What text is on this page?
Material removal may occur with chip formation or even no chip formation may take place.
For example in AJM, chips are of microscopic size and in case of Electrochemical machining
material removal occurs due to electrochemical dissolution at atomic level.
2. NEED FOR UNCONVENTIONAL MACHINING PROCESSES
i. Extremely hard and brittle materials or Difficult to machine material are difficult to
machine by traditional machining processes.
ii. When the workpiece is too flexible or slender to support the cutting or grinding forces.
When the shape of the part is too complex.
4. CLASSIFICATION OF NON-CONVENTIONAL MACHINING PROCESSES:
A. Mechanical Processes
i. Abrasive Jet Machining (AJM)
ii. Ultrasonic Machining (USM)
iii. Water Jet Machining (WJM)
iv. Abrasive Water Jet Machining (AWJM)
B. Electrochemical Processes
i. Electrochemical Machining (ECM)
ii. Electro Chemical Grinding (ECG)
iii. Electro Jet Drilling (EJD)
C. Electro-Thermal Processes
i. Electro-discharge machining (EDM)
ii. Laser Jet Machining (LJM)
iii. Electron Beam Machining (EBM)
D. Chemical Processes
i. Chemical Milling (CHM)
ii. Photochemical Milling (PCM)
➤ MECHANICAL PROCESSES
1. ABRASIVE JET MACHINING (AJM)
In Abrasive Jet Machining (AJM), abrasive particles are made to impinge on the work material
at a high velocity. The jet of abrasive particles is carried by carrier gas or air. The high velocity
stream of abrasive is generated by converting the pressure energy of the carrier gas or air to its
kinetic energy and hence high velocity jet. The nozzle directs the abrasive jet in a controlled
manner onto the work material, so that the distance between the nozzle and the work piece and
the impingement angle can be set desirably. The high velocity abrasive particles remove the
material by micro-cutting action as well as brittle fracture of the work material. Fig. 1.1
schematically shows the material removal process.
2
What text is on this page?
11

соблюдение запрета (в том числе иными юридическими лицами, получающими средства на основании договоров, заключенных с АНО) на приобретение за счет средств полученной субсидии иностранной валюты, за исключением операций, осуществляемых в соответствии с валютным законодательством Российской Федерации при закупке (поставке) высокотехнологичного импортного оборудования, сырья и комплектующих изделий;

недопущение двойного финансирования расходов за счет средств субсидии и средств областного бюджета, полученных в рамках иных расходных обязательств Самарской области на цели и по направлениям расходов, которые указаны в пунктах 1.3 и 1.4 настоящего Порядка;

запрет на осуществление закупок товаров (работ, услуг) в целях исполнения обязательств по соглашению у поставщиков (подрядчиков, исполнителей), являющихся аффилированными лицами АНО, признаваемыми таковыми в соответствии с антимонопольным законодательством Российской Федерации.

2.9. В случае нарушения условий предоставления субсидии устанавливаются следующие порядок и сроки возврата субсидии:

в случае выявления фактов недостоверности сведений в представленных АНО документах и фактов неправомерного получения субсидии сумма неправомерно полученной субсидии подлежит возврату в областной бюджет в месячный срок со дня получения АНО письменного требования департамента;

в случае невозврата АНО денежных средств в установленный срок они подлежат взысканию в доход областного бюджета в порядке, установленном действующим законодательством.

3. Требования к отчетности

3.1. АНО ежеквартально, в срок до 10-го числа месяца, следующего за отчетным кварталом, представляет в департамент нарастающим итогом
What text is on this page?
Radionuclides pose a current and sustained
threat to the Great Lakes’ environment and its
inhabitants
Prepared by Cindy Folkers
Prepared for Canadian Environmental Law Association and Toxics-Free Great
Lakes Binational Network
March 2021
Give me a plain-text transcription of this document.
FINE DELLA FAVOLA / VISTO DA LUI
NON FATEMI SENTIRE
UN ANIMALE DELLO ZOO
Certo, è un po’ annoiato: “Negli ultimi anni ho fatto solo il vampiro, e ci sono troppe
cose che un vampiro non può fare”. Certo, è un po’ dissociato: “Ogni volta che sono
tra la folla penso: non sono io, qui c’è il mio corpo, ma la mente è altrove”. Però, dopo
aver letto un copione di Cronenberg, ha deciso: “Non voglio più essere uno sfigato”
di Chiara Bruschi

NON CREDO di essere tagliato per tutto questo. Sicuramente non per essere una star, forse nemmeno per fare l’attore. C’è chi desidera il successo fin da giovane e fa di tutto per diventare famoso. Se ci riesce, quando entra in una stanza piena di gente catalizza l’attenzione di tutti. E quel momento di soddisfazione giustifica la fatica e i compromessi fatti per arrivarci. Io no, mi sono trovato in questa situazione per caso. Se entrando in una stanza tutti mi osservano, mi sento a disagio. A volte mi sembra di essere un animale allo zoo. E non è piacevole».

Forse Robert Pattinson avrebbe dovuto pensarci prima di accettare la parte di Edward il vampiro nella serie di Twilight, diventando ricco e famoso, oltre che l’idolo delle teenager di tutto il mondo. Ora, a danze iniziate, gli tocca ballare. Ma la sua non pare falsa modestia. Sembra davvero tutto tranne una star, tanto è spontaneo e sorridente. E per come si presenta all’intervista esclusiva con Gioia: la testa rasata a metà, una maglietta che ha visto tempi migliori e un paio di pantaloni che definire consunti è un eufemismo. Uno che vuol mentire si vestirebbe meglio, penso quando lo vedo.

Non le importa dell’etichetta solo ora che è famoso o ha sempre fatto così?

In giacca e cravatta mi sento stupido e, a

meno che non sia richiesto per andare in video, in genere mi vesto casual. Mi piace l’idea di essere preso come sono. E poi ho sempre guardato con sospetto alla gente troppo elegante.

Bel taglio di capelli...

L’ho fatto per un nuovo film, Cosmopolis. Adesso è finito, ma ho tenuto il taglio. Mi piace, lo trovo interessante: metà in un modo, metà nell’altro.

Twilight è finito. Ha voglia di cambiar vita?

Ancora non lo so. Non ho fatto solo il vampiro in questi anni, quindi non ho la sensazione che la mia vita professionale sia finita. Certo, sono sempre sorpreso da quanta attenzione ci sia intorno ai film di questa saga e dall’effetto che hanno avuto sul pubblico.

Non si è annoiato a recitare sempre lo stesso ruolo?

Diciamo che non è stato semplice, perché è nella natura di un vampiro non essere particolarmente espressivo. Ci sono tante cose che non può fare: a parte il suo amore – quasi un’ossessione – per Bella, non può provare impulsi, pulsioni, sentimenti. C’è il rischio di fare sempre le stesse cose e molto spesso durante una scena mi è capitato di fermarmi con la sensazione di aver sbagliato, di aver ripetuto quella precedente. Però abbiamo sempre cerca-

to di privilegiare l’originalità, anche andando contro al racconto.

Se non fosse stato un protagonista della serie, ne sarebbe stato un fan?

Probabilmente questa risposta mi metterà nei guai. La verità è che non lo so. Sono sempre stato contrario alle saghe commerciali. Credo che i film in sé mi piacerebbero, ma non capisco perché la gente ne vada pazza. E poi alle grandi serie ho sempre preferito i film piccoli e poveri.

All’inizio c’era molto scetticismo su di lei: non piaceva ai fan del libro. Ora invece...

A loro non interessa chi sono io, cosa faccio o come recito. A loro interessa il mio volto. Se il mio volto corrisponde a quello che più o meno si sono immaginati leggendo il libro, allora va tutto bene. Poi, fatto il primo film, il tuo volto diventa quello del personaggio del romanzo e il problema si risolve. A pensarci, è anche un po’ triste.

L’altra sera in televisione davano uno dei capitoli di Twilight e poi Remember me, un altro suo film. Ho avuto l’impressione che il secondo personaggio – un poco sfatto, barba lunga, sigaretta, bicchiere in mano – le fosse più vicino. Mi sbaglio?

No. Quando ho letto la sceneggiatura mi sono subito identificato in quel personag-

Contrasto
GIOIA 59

**Problem requirements**
Reproduce the whole listing word for word.

**Complete response**
What text is on this page?
Material removal may occur with chip formation or even no chip formation may take place.
For example in AJM, chips are of microscopic size and in case of Electrochemical machining
material removal occurs due to electrochemical dissolution at atomic level.
2. NEED FOR UNCONVENTIONAL MACHINING PROCESSES
i. Extremely hard and brittle materials or Difficult to machine material are difficult to
machine by traditional machining processes.
ii. When the workpiece is too flexible or slender to support the cutting or grinding forces.
When the shape of the part is too complex.
4. CLASSIFICATION OF NON-CONVENTIONAL MACHINING PROCESSES:
A. Mechanical Processes
i. Abrasive Jet Machining (AJM)
ii. Ultrasonic Machining (USM)
iii. Water Jet Machining (WJM)
iv. Abrasive Water Jet Machining (AWJM)
B. Electrochemical Processes
i. Electrochemical Machining (ECM)
ii. Electro Chemical Grinding (ECG)
iii. Electro Jet Drilling (EJD)
C. Electro-Thermal Processes
i. Electro-discharge machining (EDM)
ii. Laser Jet Machining (LJM)
iii. Electron Beam Machining (EBM)
D. Chemical Processes
i. Chemical Milling (CHM)
ii. Photochemical Milling (PCM)
➤ MECHANICAL PROCESSES
1. ABRASIVE JET MACHINING (AJM)
In Abrasive Jet Machining (AJM), abrasive particles are made to impinge on the work material
at a high velocity. The jet of abrasive particles is carried by carrier gas or air. The high velocity
stream of abrasive is generated by converting the pressure energy of the carrier gas or air to its
kinetic energy and hence high velocity jet. The nozzle directs the abrasive jet in a controlled
manner onto the work material, so that the distance between the nozzle and the work piece and
the impingement angle can be set desirably. The high velocity abrasive particles remove the
material by micro-cutting action as well as brittle fracture of the work material. Fig. 1.1
schematically shows the material removal process.
2
What text is on this page?
11

соблюдение запрета (в том числе иными юридическими лицами, получающими средства на основании договоров, заключенных с АНО) на приобретение за счет средств полученной субсидии иностранной валюты, за исключением операций, осуществляемых в соответствии с валютным законодательством Российской Федерации при закупке (поставке) высокотехнологичного импортного оборудования, сырья и комплектующих изделий;

недопущение двойного финансирования расходов за счет средств субсидии и средств областного бюджета, полученных в рамках иных расходных обязательств Самарской области на цели и по направлениям расходов, которые указаны в пунктах 1.3 и 1.4 настоящего Порядка;

запрет на осуществление закупок товаров (работ, услуг) в целях исполнения обязательств по соглашению у поставщиков (подрядчиков, исполнителей), являющихся аффилированными лицами АНО, признаваемыми таковыми в соответствии с антимонопольным законодательством Российской Федерации.

2.9. В случае нарушения условий предоставления субсидии устанавливаются следующие порядок и сроки возврата субсидии:

в случае выявления фактов недостоверности сведений в представленных АНО документах и фактов неправомерного получения субсидии сумма неправомерно полученной субсидии подлежит возврату в областной бюджет в месячный срок со дня получения АНО письменного требования департамента;

в случае невозврата АНО денежных средств в установленный срок они подлежат взысканию в доход областного бюджета в порядке, установленном действующим законодательством.

3. Требования к отчетности

3.1. АНО ежеквартально, в срок до 10-го числа месяца, следующего за отчетным кварталом, представляет в департамент нарастающим итогом
What text is on this page?
Radionuclides pose a current and sustained
threat to the Great Lakes’ environment and its
inhabitants
Prepared by Cindy Folkers
Prepared for Canadian Environmental Law Association and Toxics-Free Great
Lakes Binational Network
March 2021
Give me a plain-text transcription of this document.
FINE DELLA FAVOLA / VISTO DA LUI
NON FATEMI SENTIRE
UN ANIMALE DELLO ZOO
Certo, è un po’ annoiato: “Negli ultimi anni ho fatto solo il vampiro, e ci sono troppe
cose che un vampiro non può fare”. Certo, è un po’ dissociato: “Ogni volta che sono
tra la folla penso: non sono io, qui c’è il mio corpo, ma la mente è altrove”. Però, dopo
aver letto un copione di Cronenberg, ha deciso: “Non voglio più essere uno sfigato”
di Chiara Bruschi

NON CREDO di essere tagliato per tutto questo. Sicuramente non per essere una star, forse nemmeno per fare l’attore. C’è chi desidera il successo fin da giovane e fa di tutto per diventare famoso. Se ci riesce, quando entra in una stanza piena di gente catalizza l’attenzione di tutti. E quel momento di soddisfazione giustifica la fatica e i compromessi fatti per arrivarci. Io no, mi sono trovato in questa situazione per caso. Se entrando in una stanza tutti mi osservano, mi sento a disagio. A volte mi sembra di essere un animale allo zoo. E non è piacevole».

Forse Robert Pattinson avrebbe dovuto pensarci prima di accettare la parte di Edward il vampiro nella serie di Twilight, diventando ricco e famoso, oltre che l’idolo delle teenager di tutto il mondo. Ora, a danze iniziate, gli tocca ballare. Ma la sua non pare falsa modestia. Sembra davvero tutto tranne una star, tanto è spontaneo e sorridente. E per come si presenta all’intervista esclusiva con Gioia: la testa rasata a metà, una maglietta che ha visto tempi migliori e un paio di pantaloni che definire consunti è un eufemismo. Uno che vuol mentire si vestirebbe meglio, penso quando lo vedo.

Non le importa dell’etichetta solo ora che è famoso o ha sempre fatto così?

In giacca e cravatta mi sento stupido e, a

meno che non sia richiesto per andare in video, in genere mi vesto casual. Mi piace l’idea di essere preso come sono. E poi ho sempre guardato con sospetto alla gente troppo elegante.

Bel taglio di capelli...

L’ho fatto per un nuovo film, Cosmopolis. Adesso è finito, ma ho tenuto il taglio. Mi piace, lo trovo interessante: metà in un modo, metà nell’altro.

Twilight è finito. Ha voglia di cambiar vita?

Ancora non lo so. Non ho fatto solo il vampiro in questi anni, quindi non ho la sensazione che la mia vita professionale sia finita. Certo, sono sempre sorpreso da quanta attenzione ci sia intorno ai film di questa saga e dall’effetto che hanno avuto sul pubblico.

Non si è annoiato a recitare sempre lo stesso ruolo?

Diciamo che non è stato semplice, perché è nella natura di un vampiro non essere particolarmente espressivo. Ci sono tante cose che non può fare: a parte il suo amore – quasi un’ossessione – per Bella, non può provare impulsi, pulsioni, sentimenti. C’è il rischio di fare sempre le stesse cose e molto spesso durante una scena mi è capitato di fermarmi con la sensazione di aver sbagliato, di aver ripetuto quella precedente. Però abbiamo sempre cerca-

to di privilegiare l’originalità, anche andando contro al racconto.

Se non fosse stato un protagonista della serie, ne sarebbe stato un fan?

Probabilmente questa risposta mi metterà nei guai. La verità è che non lo so. Sono sempre stato contrario alle saghe commerciali. Credo che i film in sé mi piacerebbero, ma non capisco perché la gente ne vada pazza. E poi alle grandi serie ho sempre preferito i film piccoli e poveri.

All’inizio c’era molto scetticismo su di lei: non piaceva ai fan del libro. Ora invece...

A loro non interessa chi sono io, cosa faccio o come recito. A loro interessa il mio volto. Se il mio volto corrisponde a quello che più o meno si sono immaginati leggendo il libro, allora va tutto bene. Poi, fatto il primo film, il tuo volto diventa quello del personaggio del romanzo e il problema si risolve. A pensarci, è anche un po’ triste.

L’altra sera in televisione davano uno dei capitoli di Twilight e poi Remember me, un altro suo film. Ho avuto l’impressione che il secondo personaggio – un poco sfatto, barba lunga, sigaretta, bicchiere in mano – le fosse più vicino. Mi sbaglio?

No. Quando ho letto la sceneggiatura mi sono subito identificato in quel personag-

Contrasto
GIOIA 59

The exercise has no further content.